*Request*: Exclude the pictures; give every entry again exactly as written.

────

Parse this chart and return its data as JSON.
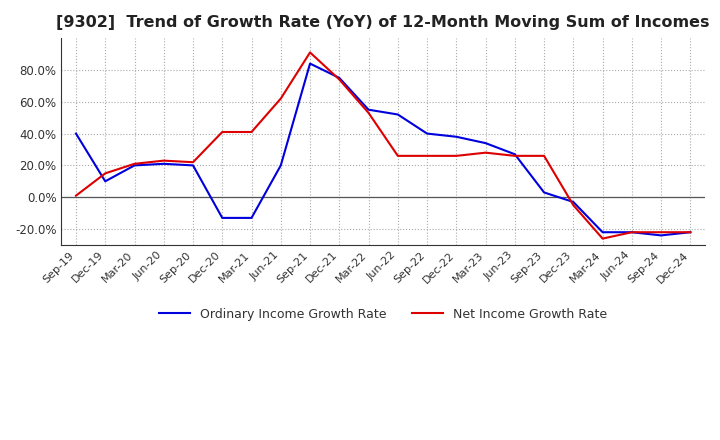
{
  "title": "[9302]  Trend of Growth Rate (YoY) of 12-Month Moving Sum of Incomes",
  "title_fontsize": 11.5,
  "background_color": "#ffffff",
  "grid_color": "#aaaaaa",
  "x_labels": [
    "Sep-19",
    "Dec-19",
    "Mar-20",
    "Jun-20",
    "Sep-20",
    "Dec-20",
    "Mar-21",
    "Jun-21",
    "Sep-21",
    "Dec-21",
    "Mar-22",
    "Jun-22",
    "Sep-22",
    "Dec-22",
    "Mar-23",
    "Jun-23",
    "Sep-23",
    "Dec-23",
    "Mar-24",
    "Jun-24",
    "Sep-24",
    "Dec-24"
  ],
  "ordinary_income": [
    0.4,
    0.1,
    0.2,
    0.21,
    0.2,
    -0.13,
    -0.13,
    0.2,
    0.84,
    0.75,
    0.55,
    0.52,
    0.4,
    0.38,
    0.34,
    0.27,
    0.03,
    -0.03,
    -0.22,
    -0.22,
    -0.24,
    -0.22
  ],
  "net_income": [
    0.01,
    0.15,
    0.21,
    0.23,
    0.22,
    0.41,
    0.41,
    0.62,
    0.91,
    0.74,
    0.53,
    0.26,
    0.26,
    0.26,
    0.28,
    0.26,
    0.26,
    -0.05,
    -0.26,
    -0.22,
    -0.22,
    -0.22
  ],
  "ordinary_color": "#0000dd",
  "net_color": "#dd0000",
  "ylim": [
    -0.3,
    1.0
  ],
  "yticks": [
    -0.2,
    0.0,
    0.2,
    0.4,
    0.6,
    0.8
  ],
  "legend_labels": [
    "Ordinary Income Growth Rate",
    "Net Income Growth Rate"
  ]
}
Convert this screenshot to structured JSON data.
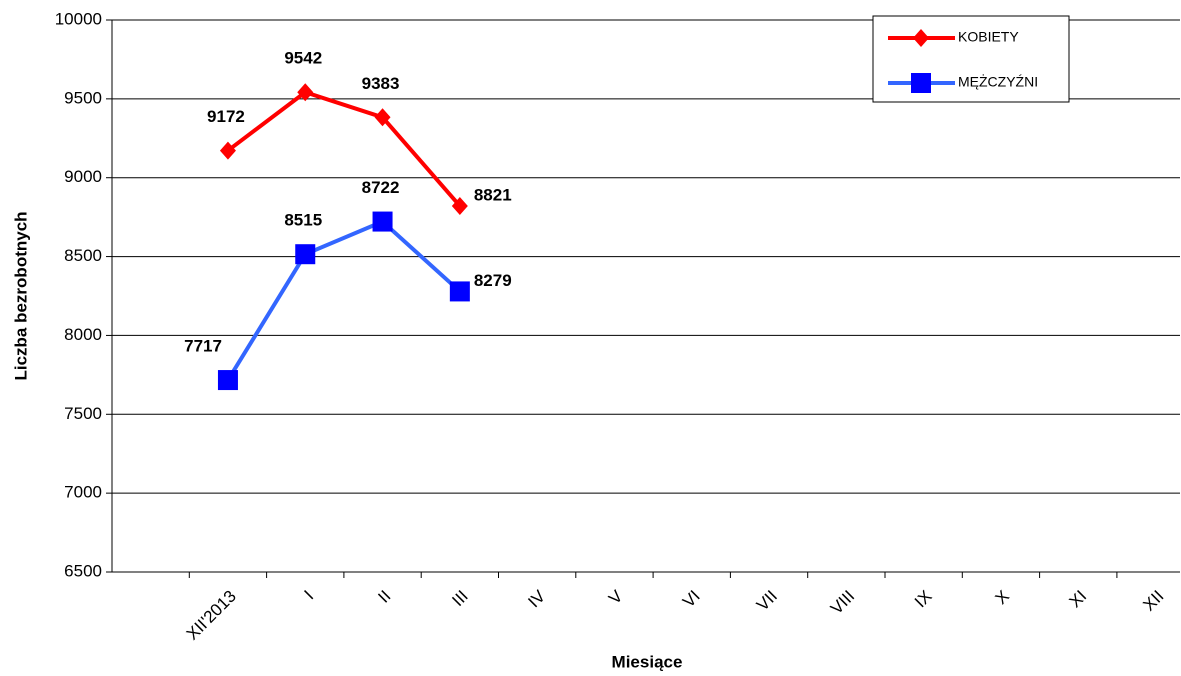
{
  "chart_data": {
    "type": "line",
    "categories": [
      null,
      "XII'2013",
      "I",
      "II",
      "III",
      "IV",
      "V",
      "VI",
      "VII",
      "VIII",
      "IX",
      "X",
      "XI",
      "XII"
    ],
    "series": [
      {
        "name": "KOBIETY",
        "color": "#ff0000",
        "marker": "diamond",
        "values": [
          null,
          9172,
          9542,
          9383,
          8821,
          null,
          null,
          null,
          null,
          null,
          null,
          null,
          null,
          null
        ]
      },
      {
        "name": "MĘŻCZYŹNI",
        "color": "#3366ff",
        "marker": "square",
        "values": [
          null,
          7717,
          8515,
          8722,
          8279,
          null,
          null,
          null,
          null,
          null,
          null,
          null,
          null,
          null
        ]
      }
    ],
    "ylim": [
      6500,
      10000
    ],
    "yticks": [
      6500,
      7000,
      7500,
      8000,
      8500,
      9000,
      9500,
      10000
    ],
    "ylabel": "Liczba bezrobotnych",
    "xlabel": "Miesiące",
    "grid": true,
    "legend": "top-right"
  }
}
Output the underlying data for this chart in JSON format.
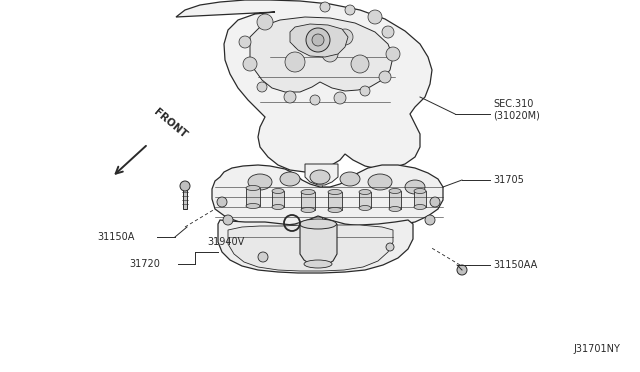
{
  "bg_color": "#ffffff",
  "fig_id": "J31701NY",
  "line_color": "#2a2a2a",
  "labels": {
    "sec310": "SEC.310\n(31020M)",
    "part31705": "31705",
    "part31150A": "31150A",
    "part31940V": "31940V",
    "part31720": "31720",
    "part31150AA": "31150AA",
    "front": "FRONT"
  }
}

────

*Exercise answer*:
Parse this chart and return its data as JSON.
{
  "title": "[9302]  Trend of Growth Rate (YoY) of 12-Month Moving Sum of Incomes",
  "title_fontsize": 11.5,
  "background_color": "#ffffff",
  "grid_color": "#aaaaaa",
  "x_labels": [
    "Sep-19",
    "Dec-19",
    "Mar-20",
    "Jun-20",
    "Sep-20",
    "Dec-20",
    "Mar-21",
    "Jun-21",
    "Sep-21",
    "Dec-21",
    "Mar-22",
    "Jun-22",
    "Sep-22",
    "Dec-22",
    "Mar-23",
    "Jun-23",
    "Sep-23",
    "Dec-23",
    "Mar-24",
    "Jun-24",
    "Sep-24",
    "Dec-24"
  ],
  "ordinary_income": [
    0.4,
    0.1,
    0.2,
    0.21,
    0.2,
    -0.13,
    -0.13,
    0.2,
    0.84,
    0.75,
    0.55,
    0.52,
    0.4,
    0.38,
    0.34,
    0.27,
    0.03,
    -0.03,
    -0.22,
    -0.22,
    -0.24,
    -0.22
  ],
  "net_income": [
    0.01,
    0.15,
    0.21,
    0.23,
    0.22,
    0.41,
    0.41,
    0.62,
    0.91,
    0.74,
    0.53,
    0.26,
    0.26,
    0.26,
    0.28,
    0.26,
    0.26,
    -0.05,
    -0.26,
    -0.22,
    -0.22,
    -0.22
  ],
  "ordinary_color": "#0000dd",
  "net_color": "#dd0000",
  "ylim": [
    -0.3,
    1.0
  ],
  "yticks": [
    -0.2,
    0.0,
    0.2,
    0.4,
    0.6,
    0.8
  ],
  "legend_labels": [
    "Ordinary Income Growth Rate",
    "Net Income Growth Rate"
  ]
}
Convert this screenshot to structured JSON data.
{
  "chart_data": {
    "type": "line",
    "categories": [
      null,
      "XII'2013",
      "I",
      "II",
      "III",
      "IV",
      "V",
      "VI",
      "VII",
      "VIII",
      "IX",
      "X",
      "XI",
      "XII"
    ],
    "series": [
      {
        "name": "KOBIETY",
        "color": "#ff0000",
        "marker": "diamond",
        "values": [
          null,
          9172,
          9542,
          9383,
          8821,
          null,
          null,
          null,
          null,
          null,
          null,
          null,
          null,
          null
        ]
      },
      {
        "name": "MĘŻCZYŹNI",
        "color": "#3366ff",
        "marker": "square",
        "values": [
          null,
          7717,
          8515,
          8722,
          8279,
          null,
          null,
          null,
          null,
          null,
          null,
          null,
          null,
          null
        ]
      }
    ],
    "ylim": [
      6500,
      10000
    ],
    "yticks": [
      6500,
      7000,
      7500,
      8000,
      8500,
      9000,
      9500,
      10000
    ],
    "ylabel": "Liczba bezrobotnych",
    "xlabel": "Miesiące",
    "grid": true,
    "legend": "top-right"
  }
}
Output the underlying data for this chart in JSON format.
{
  "bg_color": "#ffffff",
  "fig_id": "J31701NY",
  "line_color": "#2a2a2a",
  "labels": {
    "sec310": "SEC.310\n(31020M)",
    "part31705": "31705",
    "part31150A": "31150A",
    "part31940V": "31940V",
    "part31720": "31720",
    "part31150AA": "31150AA",
    "front": "FRONT"
  }
}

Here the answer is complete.